▸ EXERCISE REQUIREMENTS: Render every one of the lines below as a Markdown table with two columns, "Row" for the row number and "Line" for the line, omitting blank lines.

====

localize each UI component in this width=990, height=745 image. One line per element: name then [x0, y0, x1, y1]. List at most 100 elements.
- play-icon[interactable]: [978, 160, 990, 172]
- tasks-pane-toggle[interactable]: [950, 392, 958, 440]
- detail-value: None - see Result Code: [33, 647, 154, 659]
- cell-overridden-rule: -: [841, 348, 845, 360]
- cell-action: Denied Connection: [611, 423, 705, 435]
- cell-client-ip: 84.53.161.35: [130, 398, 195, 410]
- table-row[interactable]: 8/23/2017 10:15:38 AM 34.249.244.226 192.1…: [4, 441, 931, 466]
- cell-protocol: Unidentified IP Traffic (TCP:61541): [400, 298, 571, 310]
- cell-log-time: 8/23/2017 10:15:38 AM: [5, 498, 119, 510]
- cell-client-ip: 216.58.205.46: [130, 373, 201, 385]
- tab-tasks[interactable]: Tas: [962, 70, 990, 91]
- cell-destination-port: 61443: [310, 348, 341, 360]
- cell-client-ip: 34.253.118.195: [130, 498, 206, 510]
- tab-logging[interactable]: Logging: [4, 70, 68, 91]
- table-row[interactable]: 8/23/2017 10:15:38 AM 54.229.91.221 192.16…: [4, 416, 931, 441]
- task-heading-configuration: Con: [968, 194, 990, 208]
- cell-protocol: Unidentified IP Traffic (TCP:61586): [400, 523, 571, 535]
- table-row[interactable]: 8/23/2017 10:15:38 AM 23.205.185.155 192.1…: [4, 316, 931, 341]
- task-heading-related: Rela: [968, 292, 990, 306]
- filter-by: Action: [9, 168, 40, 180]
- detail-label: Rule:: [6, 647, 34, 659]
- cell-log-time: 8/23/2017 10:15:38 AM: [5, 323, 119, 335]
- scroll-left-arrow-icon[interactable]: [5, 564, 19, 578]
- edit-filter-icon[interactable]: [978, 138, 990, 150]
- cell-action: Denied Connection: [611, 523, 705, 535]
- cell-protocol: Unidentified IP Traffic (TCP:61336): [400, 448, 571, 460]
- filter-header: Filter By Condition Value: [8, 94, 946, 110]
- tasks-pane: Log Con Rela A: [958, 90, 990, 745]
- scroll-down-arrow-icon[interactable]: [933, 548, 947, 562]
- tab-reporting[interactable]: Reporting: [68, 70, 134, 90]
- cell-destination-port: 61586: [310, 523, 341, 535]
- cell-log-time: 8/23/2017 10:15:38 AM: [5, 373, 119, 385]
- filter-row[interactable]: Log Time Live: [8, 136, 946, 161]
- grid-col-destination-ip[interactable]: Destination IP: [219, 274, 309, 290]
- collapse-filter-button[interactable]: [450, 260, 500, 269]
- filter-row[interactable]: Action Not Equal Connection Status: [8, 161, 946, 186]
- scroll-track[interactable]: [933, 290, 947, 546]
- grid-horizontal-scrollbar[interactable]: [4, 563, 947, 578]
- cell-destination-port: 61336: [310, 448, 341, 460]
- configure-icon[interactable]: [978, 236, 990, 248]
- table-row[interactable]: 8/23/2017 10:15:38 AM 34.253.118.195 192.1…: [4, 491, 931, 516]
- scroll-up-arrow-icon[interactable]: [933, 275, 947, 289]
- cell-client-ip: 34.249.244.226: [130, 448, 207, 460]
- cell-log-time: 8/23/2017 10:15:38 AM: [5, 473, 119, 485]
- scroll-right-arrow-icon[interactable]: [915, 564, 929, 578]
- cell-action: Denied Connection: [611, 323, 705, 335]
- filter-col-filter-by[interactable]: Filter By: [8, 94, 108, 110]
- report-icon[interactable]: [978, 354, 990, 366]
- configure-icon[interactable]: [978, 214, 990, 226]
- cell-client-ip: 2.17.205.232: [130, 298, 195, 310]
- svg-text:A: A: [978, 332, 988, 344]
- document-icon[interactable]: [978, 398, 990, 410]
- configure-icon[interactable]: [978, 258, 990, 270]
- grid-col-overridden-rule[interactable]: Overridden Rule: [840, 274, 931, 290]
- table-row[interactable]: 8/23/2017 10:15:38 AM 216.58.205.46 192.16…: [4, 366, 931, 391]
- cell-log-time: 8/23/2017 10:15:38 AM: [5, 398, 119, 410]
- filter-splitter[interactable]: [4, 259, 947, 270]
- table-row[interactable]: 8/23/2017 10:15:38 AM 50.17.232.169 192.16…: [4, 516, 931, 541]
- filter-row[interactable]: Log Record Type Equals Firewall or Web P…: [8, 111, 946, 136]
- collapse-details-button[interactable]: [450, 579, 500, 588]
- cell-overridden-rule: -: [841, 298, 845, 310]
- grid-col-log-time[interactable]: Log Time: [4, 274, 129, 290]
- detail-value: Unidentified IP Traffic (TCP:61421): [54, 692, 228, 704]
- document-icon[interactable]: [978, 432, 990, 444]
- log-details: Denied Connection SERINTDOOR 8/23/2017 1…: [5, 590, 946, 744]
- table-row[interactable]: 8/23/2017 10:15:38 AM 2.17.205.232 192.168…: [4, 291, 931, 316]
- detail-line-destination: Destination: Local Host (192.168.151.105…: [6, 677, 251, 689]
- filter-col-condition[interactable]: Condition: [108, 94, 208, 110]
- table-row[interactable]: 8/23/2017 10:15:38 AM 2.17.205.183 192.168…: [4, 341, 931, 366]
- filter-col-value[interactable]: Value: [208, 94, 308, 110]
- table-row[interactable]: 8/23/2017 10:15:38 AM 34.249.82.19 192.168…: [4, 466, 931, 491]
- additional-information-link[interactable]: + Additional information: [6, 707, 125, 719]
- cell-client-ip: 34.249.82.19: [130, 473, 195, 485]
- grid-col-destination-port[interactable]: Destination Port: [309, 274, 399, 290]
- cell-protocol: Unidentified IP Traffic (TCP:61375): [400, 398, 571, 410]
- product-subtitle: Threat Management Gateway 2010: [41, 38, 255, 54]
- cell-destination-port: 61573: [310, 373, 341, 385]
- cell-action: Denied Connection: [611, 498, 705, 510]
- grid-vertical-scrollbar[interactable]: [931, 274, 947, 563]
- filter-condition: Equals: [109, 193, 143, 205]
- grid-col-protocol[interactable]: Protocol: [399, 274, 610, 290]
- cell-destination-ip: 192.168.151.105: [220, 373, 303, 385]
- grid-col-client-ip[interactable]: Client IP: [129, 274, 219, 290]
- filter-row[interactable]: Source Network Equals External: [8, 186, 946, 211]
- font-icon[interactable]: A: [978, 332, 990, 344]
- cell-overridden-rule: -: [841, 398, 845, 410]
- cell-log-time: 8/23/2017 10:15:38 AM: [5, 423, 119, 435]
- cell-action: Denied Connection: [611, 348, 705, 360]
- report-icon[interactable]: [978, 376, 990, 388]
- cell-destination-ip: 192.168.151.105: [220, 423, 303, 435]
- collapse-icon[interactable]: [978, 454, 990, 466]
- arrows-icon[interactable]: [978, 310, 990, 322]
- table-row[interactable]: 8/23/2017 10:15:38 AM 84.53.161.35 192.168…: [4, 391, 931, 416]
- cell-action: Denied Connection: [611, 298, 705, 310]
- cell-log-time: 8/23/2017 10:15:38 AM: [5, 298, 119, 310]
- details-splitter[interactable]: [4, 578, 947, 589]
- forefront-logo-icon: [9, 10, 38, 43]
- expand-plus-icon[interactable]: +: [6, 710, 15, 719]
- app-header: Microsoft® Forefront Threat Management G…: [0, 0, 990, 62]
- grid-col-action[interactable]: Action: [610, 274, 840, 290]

====

▸ SOLUTION FOR THIS TASK:
| Row | Line |
|---|---|
| 1 | localize each UI component in this width=990, height=745 image. One line per element: name then [x0, y0, x1, y1]. List at most 100 elements. |
| 2 | - play-icon[interactable]: [978, 160, 990, 172] |
| 3 | - tasks-pane-toggle[interactable]: [950, 392, 958, 440] |
| 4 | - detail-value: None - see Result Code: [33, 647, 154, 659] |
| 5 | - cell-overridden-rule: -: [841, 348, 845, 360] |
| 6 | - cell-action: Denied Connection: [611, 423, 705, 435] |
| 7 | - cell-client-ip: 84.53.161.35: [130, 398, 195, 410] |
| 8 | - table-row[interactable]: 8/23/2017 10:15:38 AM 34.249.244.226 192.1…: [4, 441, 931, 466] |
| 9 | - cell-protocol: Unidentified IP Traffic (TCP:61541): [400, 298, 571, 310] |
| 10 | - cell-log-time: 8/23/2017 10:15:38 AM: [5, 498, 119, 510] |
| 11 | - cell-client-ip: 216.58.205.46: [130, 373, 201, 385] |
| 12 | - tab-tasks[interactable]: Tas: [962, 70, 990, 91] |
| 13 | - cell-destination-port: 61443: [310, 348, 341, 360] |
| 14 | - cell-client-ip: 34.253.118.195: [130, 498, 206, 510] |
| 15 | - tab-logging[interactable]: Logging: [4, 70, 68, 91] |
| 16 | - table-row[interactable]: 8/23/2017 10:15:38 AM 54.229.91.221 192.16…: [4, 416, 931, 441] |
| 17 | - task-heading-configuration: Con: [968, 194, 990, 208] |
| 18 | - cell-protocol: Unidentified IP Traffic (TCP:61586): [400, 523, 571, 535] |
| 19 | - table-row[interactable]: 8/23/2017 10:15:38 AM 23.205.185.155 192.1…: [4, 316, 931, 341] |
| 20 | - task-heading-related: Rela: [968, 292, 990, 306] |
| 21 | - filter-by: Action: [9, 168, 40, 180] |
| 22 | - detail-label: Rule:: [6, 647, 34, 659] |
| 23 | - cell-log-time: 8/23/2017 10:15:38 AM: [5, 323, 119, 335] |
| 24 | - scroll-left-arrow-icon[interactable]: [5, 564, 19, 578] |
| 25 | - edit-filter-icon[interactable]: [978, 138, 990, 150] |
| 26 | - cell-action: Denied Connection: [611, 523, 705, 535] |
| 27 | - cell-protocol: Unidentified IP Traffic (TCP:61336): [400, 448, 571, 460] |
| 28 | - filter-header: Filter By Condition Value: [8, 94, 946, 110] |
| 29 | - tasks-pane: Log Con Rela A: [958, 90, 990, 745] |
| 30 | - scroll-down-arrow-icon[interactable]: [933, 548, 947, 562] |
| 31 | - tab-reporting[interactable]: Reporting: [68, 70, 134, 90] |
| 32 | - cell-destination-port: 61586: [310, 523, 341, 535] |
| 33 | - cell-log-time: 8/23/2017 10:15:38 AM: [5, 373, 119, 385] |
| 34 | - filter-row[interactable]: Log Time Live: [8, 136, 946, 161] |
| 35 | - grid-col-destination-ip[interactable]: Destination IP: [219, 274, 309, 290] |
| 36 | - collapse-filter-button[interactable]: [450, 260, 500, 269] |
| 37 | - filter-row[interactable]: Action Not Equal Connection Status: [8, 161, 946, 186] |
| 38 | - scroll-track[interactable]: [933, 290, 947, 546] |
| 39 | - grid-horizontal-scrollbar[interactable]: [4, 563, 947, 578] |
| 40 | - cell-destination-port: 61336: [310, 448, 341, 460] |
| 41 | - configure-icon[interactable]: [978, 236, 990, 248] |
| 42 | - table-row[interactable]: 8/23/2017 10:15:38 AM 34.253.118.195 192.1…: [4, 491, 931, 516] |
| 43 | - scroll-up-arrow-icon[interactable]: [933, 275, 947, 289] |
| 44 | - cell-client-ip: 34.249.244.226: [130, 448, 207, 460] |
| 45 | - cell-log-time: 8/23/2017 10:15:38 AM: [5, 473, 119, 485] |
| 46 | - scroll-right-arrow-icon[interactable]: [915, 564, 929, 578] |
| 47 | - cell-action: Denied Connection: [611, 323, 705, 335] |
| 48 | - filter-col-filter-by[interactable]: Filter By: [8, 94, 108, 110] |
| 49 | - report-icon[interactable]: [978, 354, 990, 366] |
| 50 | - configure-icon[interactable]: [978, 214, 990, 226] |
| 51 | - cell-client-ip: 2.17.205.232: [130, 298, 195, 310] |
| 52 | - svg-text:A: A: [978, 332, 988, 344] |
| 53 | - document-icon[interactable]: [978, 398, 990, 410] |
| 54 | - configure-icon[interactable]: [978, 258, 990, 270] |
| 55 | - grid-col-overridden-rule[interactable]: Overridden Rule: [840, 274, 931, 290] |
| 56 | - table-row[interactable]: 8/23/2017 10:15:38 AM 216.58.205.46 192.16…: [4, 366, 931, 391] |
| 57 | - cell-log-time: 8/23/2017 10:15:38 AM: [5, 398, 119, 410] |
| 58 | - filter-splitter[interactable]: [4, 259, 947, 270] |
| 59 | - table-row[interactable]: 8/23/2017 10:15:38 AM 50.17.232.169 192.16…: [4, 516, 931, 541] |
| 60 | - filter-row[interactable]: Log Record Type Equals Firewall or Web P…: [8, 111, 946, 136] |
| 61 | - collapse-details-button[interactable]: [450, 579, 500, 588] |
| 62 | - cell-overridden-rule: -: [841, 298, 845, 310] |
| 63 | - grid-col-log-time[interactable]: Log Time: [4, 274, 129, 290] |
| 64 | - detail-value: Unidentified IP Traffic (TCP:61421): [54, 692, 228, 704] |
| 65 | - document-icon[interactable]: [978, 432, 990, 444] |
| 66 | - log-details: Denied Connection SERINTDOOR 8/23/2017 1…: [5, 590, 946, 744] |
| 67 | - table-row[interactable]: 8/23/2017 10:15:38 AM 2.17.205.232 192.168…: [4, 291, 931, 316] |
| 68 | - detail-line-destination: Destination: Local Host (192.168.151.105…: [6, 677, 251, 689] |
| 69 | - filter-col-condition[interactable]: Condition: [108, 94, 208, 110] |
| 70 | - table-row[interactable]: 8/23/2017 10:15:38 AM 2.17.205.183 192.168…: [4, 341, 931, 366] |
| 71 | - filter-col-value[interactable]: Value: [208, 94, 308, 110] |
| 72 | - table-row[interactable]: 8/23/2017 10:15:38 AM 34.249.82.19 192.168…: [4, 466, 931, 491] |
| 73 | - additional-information-link[interactable]: + Additional information: [6, 707, 125, 719] |
| 74 | - cell-client-ip: 34.249.82.19: [130, 473, 195, 485] |
| 75 | - grid-col-destination-port[interactable]: Destination Port: [309, 274, 399, 290] |
| 76 | - cell-protocol: Unidentified IP Traffic (TCP:61375): [400, 398, 571, 410] |
| 77 | - product-subtitle: Threat Management Gateway 2010: [41, 38, 255, 54] |
| 78 | - cell-destination-port: 61573: [310, 373, 341, 385] |
| 79 | - cell-action: Denied Connection: [611, 498, 705, 510] |
| 80 | - grid-vertical-scrollbar[interactable]: [931, 274, 947, 563] |
| 81 | - filter-condition: Equals: [109, 193, 143, 205] |
| 82 | - grid-col-protocol[interactable]: Protocol: [399, 274, 610, 290] |
| 83 | - cell-destination-ip: 192.168.151.105: [220, 373, 303, 385] |
| 84 | - grid-col-client-ip[interactable]: Client IP: [129, 274, 219, 290] |
| 85 | - filter-row[interactable]: Source Network Equals External: [8, 186, 946, 211] |
| 86 | - font-icon[interactable]: A: [978, 332, 990, 344] |
| 87 | - cell-overridden-rule: -: [841, 398, 845, 410] |
| 88 | - cell-log-time: 8/23/2017 10:15:38 AM: [5, 423, 119, 435] |
| 89 | - cell-action: Denied Connection: [611, 348, 705, 360] |
| 90 | - report-icon[interactable]: [978, 376, 990, 388] |
| 91 | - cell-destination-ip: 192.168.151.105: [220, 423, 303, 435] |
| 92 | - collapse-icon[interactable]: [978, 454, 990, 466] |
| 93 | - arrows-icon[interactable]: [978, 310, 990, 322] |
| 94 | - table-row[interactable]: 8/23/2017 10:15:38 AM 84.53.161.35 192.168…: [4, 391, 931, 416] |
| 95 | - cell-action: Denied Connection: [611, 298, 705, 310] |
| 96 | - cell-log-time: 8/23/2017 10:15:38 AM: [5, 298, 119, 310] |
| 97 | - details-splitter[interactable]: [4, 578, 947, 589] |
| 98 | - forefront-logo-icon: [9, 10, 38, 43] |
| 99 | - expand-plus-icon[interactable]: +: [6, 710, 15, 719] |
| 100 | - app-header: Microsoft® Forefront Threat Management G…: [0, 0, 990, 62] |
| 101 | - grid-col-action[interactable]: Action: [610, 274, 840, 290] |